** begin THE INPUT **
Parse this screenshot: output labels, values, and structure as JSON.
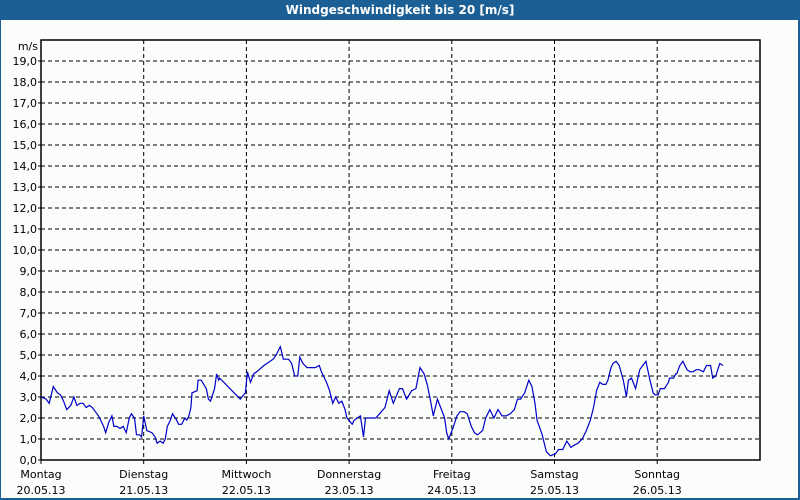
{
  "window": {
    "title": "Windgeschwindigkeit bis 20 [m/s]"
  },
  "colors": {
    "frame": "#1c5f94",
    "background": "#fbfdfb",
    "line": "#0000c8",
    "grid": "#000000"
  },
  "chart_data": {
    "type": "line",
    "title": "Windgeschwindigkeit bis 20 [m/s]",
    "ylabel": "m/s",
    "xlabel": "",
    "ylim": [
      0,
      20
    ],
    "yticks": [
      "0,0",
      "1,0",
      "2,0",
      "3,0",
      "4,0",
      "5,0",
      "6,0",
      "7,0",
      "8,0",
      "9,0",
      "10,0",
      "11,0",
      "12,0",
      "13,0",
      "14,0",
      "15,0",
      "16,0",
      "17,0",
      "18,0",
      "19,0"
    ],
    "xticks": [
      {
        "day": "Montag",
        "date": "20.05.13"
      },
      {
        "day": "Dienstag",
        "date": "21.05.13"
      },
      {
        "day": "Mittwoch",
        "date": "22.05.13"
      },
      {
        "day": "Donnerstag",
        "date": "23.05.13"
      },
      {
        "day": "Freitag",
        "date": "24.05.13"
      },
      {
        "day": "Samstag",
        "date": "25.05.13"
      },
      {
        "day": "Sonntag",
        "date": "26.05.13"
      }
    ],
    "grid": true,
    "legend": null,
    "series": [
      {
        "name": "Windgeschwindigkeit",
        "x_days": [
          0.0,
          0.05,
          0.08,
          0.12,
          0.16,
          0.19,
          0.22,
          0.25,
          0.29,
          0.32,
          0.35,
          0.38,
          0.41,
          0.44,
          0.47,
          0.5,
          0.53,
          0.56,
          0.58,
          0.61,
          0.63,
          0.66,
          0.69,
          0.71,
          0.74,
          0.77,
          0.8,
          0.83,
          0.86,
          0.88,
          0.91,
          0.93,
          0.96,
          0.98,
          1.0,
          1.03,
          1.08,
          1.11,
          1.13,
          1.16,
          1.19,
          1.21,
          1.23,
          1.26,
          1.28,
          1.32,
          1.34,
          1.37,
          1.4,
          1.42,
          1.44,
          1.46,
          1.47,
          1.52,
          1.53,
          1.56,
          1.61,
          1.63,
          1.65,
          1.67,
          1.69,
          1.71,
          1.73,
          1.74,
          1.94,
          1.99,
          2.01,
          2.04,
          2.07,
          2.1,
          2.17,
          2.26,
          2.29,
          2.33,
          2.36,
          2.41,
          2.44,
          2.47,
          2.5,
          2.52,
          2.55,
          2.59,
          2.67,
          2.71,
          2.73,
          2.78,
          2.81,
          2.84,
          2.87,
          2.9,
          2.93,
          2.96,
          2.98,
          3.03,
          3.05,
          3.11,
          3.14,
          3.16,
          3.2,
          3.23,
          3.26,
          3.35,
          3.39,
          3.43,
          3.49,
          3.52,
          3.56,
          3.61,
          3.65,
          3.69,
          3.73,
          3.76,
          3.79,
          3.82,
          3.86,
          3.9,
          3.93,
          3.95,
          3.97,
          4.01,
          4.05,
          4.08,
          4.12,
          4.15,
          4.19,
          4.22,
          4.25,
          4.3,
          4.33,
          4.37,
          4.41,
          4.45,
          4.49,
          4.53,
          4.57,
          4.61,
          4.64,
          4.67,
          4.71,
          4.75,
          4.78,
          4.81,
          4.83,
          4.88,
          4.92,
          4.96,
          5.01,
          5.04,
          5.08,
          5.12,
          5.16,
          5.19,
          5.23,
          5.27,
          5.31,
          5.35,
          5.38,
          5.41,
          5.44,
          5.47,
          5.5,
          5.52,
          5.55,
          5.57,
          5.6,
          5.63,
          5.67,
          5.7,
          5.72,
          5.75,
          5.79,
          5.83,
          5.86,
          5.89,
          5.93,
          5.96,
          5.98,
          6.01,
          6.03,
          6.06,
          6.07,
          6.11,
          6.12,
          6.16,
          6.18,
          6.19,
          6.22,
          6.25,
          6.29,
          6.32,
          6.35,
          6.38,
          6.41,
          6.45,
          6.48,
          6.52,
          6.54,
          6.57,
          6.61,
          6.64,
          6.69,
          6.72,
          6.76,
          6.79,
          6.83,
          6.87,
          6.91,
          6.93,
          6.97,
          7.0
        ],
        "values": [
          3.0,
          2.9,
          2.7,
          3.5,
          3.2,
          3.1,
          2.8,
          2.4,
          2.6,
          3.0,
          2.6,
          2.7,
          2.7,
          2.5,
          2.6,
          2.5,
          2.3,
          2.1,
          1.9,
          1.6,
          1.3,
          1.8,
          2.1,
          1.6,
          1.6,
          1.5,
          1.6,
          1.3,
          2.0,
          2.2,
          2.0,
          1.2,
          1.2,
          1.1,
          2.1,
          1.4,
          1.3,
          1.1,
          0.8,
          0.9,
          0.8,
          1.0,
          1.6,
          1.9,
          2.2,
          1.9,
          1.7,
          1.7,
          2.0,
          1.9,
          2.1,
          2.5,
          3.2,
          3.3,
          3.8,
          3.8,
          3.4,
          2.9,
          2.8,
          3.1,
          3.4,
          4.1,
          3.8,
          3.9,
          2.9,
          3.2,
          4.2,
          3.7,
          4.1,
          4.2,
          4.5,
          4.8,
          5.0,
          5.4,
          4.8,
          4.8,
          4.6,
          4.0,
          4.0,
          4.9,
          4.6,
          4.4,
          4.4,
          4.5,
          4.2,
          3.7,
          3.3,
          2.7,
          3.0,
          2.7,
          2.8,
          2.4,
          2.0,
          1.7,
          1.9,
          2.1,
          1.1,
          2.0,
          2.0,
          2.0,
          2.0,
          2.5,
          3.3,
          2.7,
          3.4,
          3.4,
          2.9,
          3.3,
          3.4,
          4.4,
          4.1,
          3.6,
          2.9,
          2.1,
          2.9,
          2.4,
          2.0,
          1.3,
          1.0,
          1.5,
          2.1,
          2.3,
          2.3,
          2.2,
          1.6,
          1.3,
          1.2,
          1.4,
          2.0,
          2.4,
          2.0,
          2.4,
          2.1,
          2.1,
          2.2,
          2.4,
          2.9,
          2.9,
          3.2,
          3.8,
          3.5,
          2.7,
          1.9,
          1.2,
          0.4,
          0.2,
          0.3,
          0.5,
          0.5,
          0.9,
          0.6,
          0.7,
          0.8,
          1.0,
          1.4,
          1.9,
          2.5,
          3.3,
          3.7,
          3.6,
          3.6,
          3.8,
          4.4,
          4.6,
          4.7,
          4.5,
          3.8,
          3.0,
          3.8,
          3.9,
          3.4,
          4.3,
          4.5,
          4.7,
          3.8,
          3.2,
          3.1,
          3.1,
          3.4,
          3.4,
          3.4,
          3.7,
          3.9,
          3.9,
          4.1,
          4.1,
          4.5,
          4.7,
          4.3,
          4.2,
          4.2,
          4.3,
          4.3,
          4.2,
          4.5,
          4.5,
          3.9,
          4.0,
          4.6,
          4.5
        ]
      }
    ]
  }
}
** end THE INPUT **
** DIRECTIONS **
Copy out the lines that hold "date".

** WRITTEN RESPONSE **
        "date": "20.05.13"
        "date": "21.05.13"
        "date": "22.05.13"
        "date": "23.05.13"
        "date": "24.05.13"
        "date": "25.05.13"
        "date": "26.05.13"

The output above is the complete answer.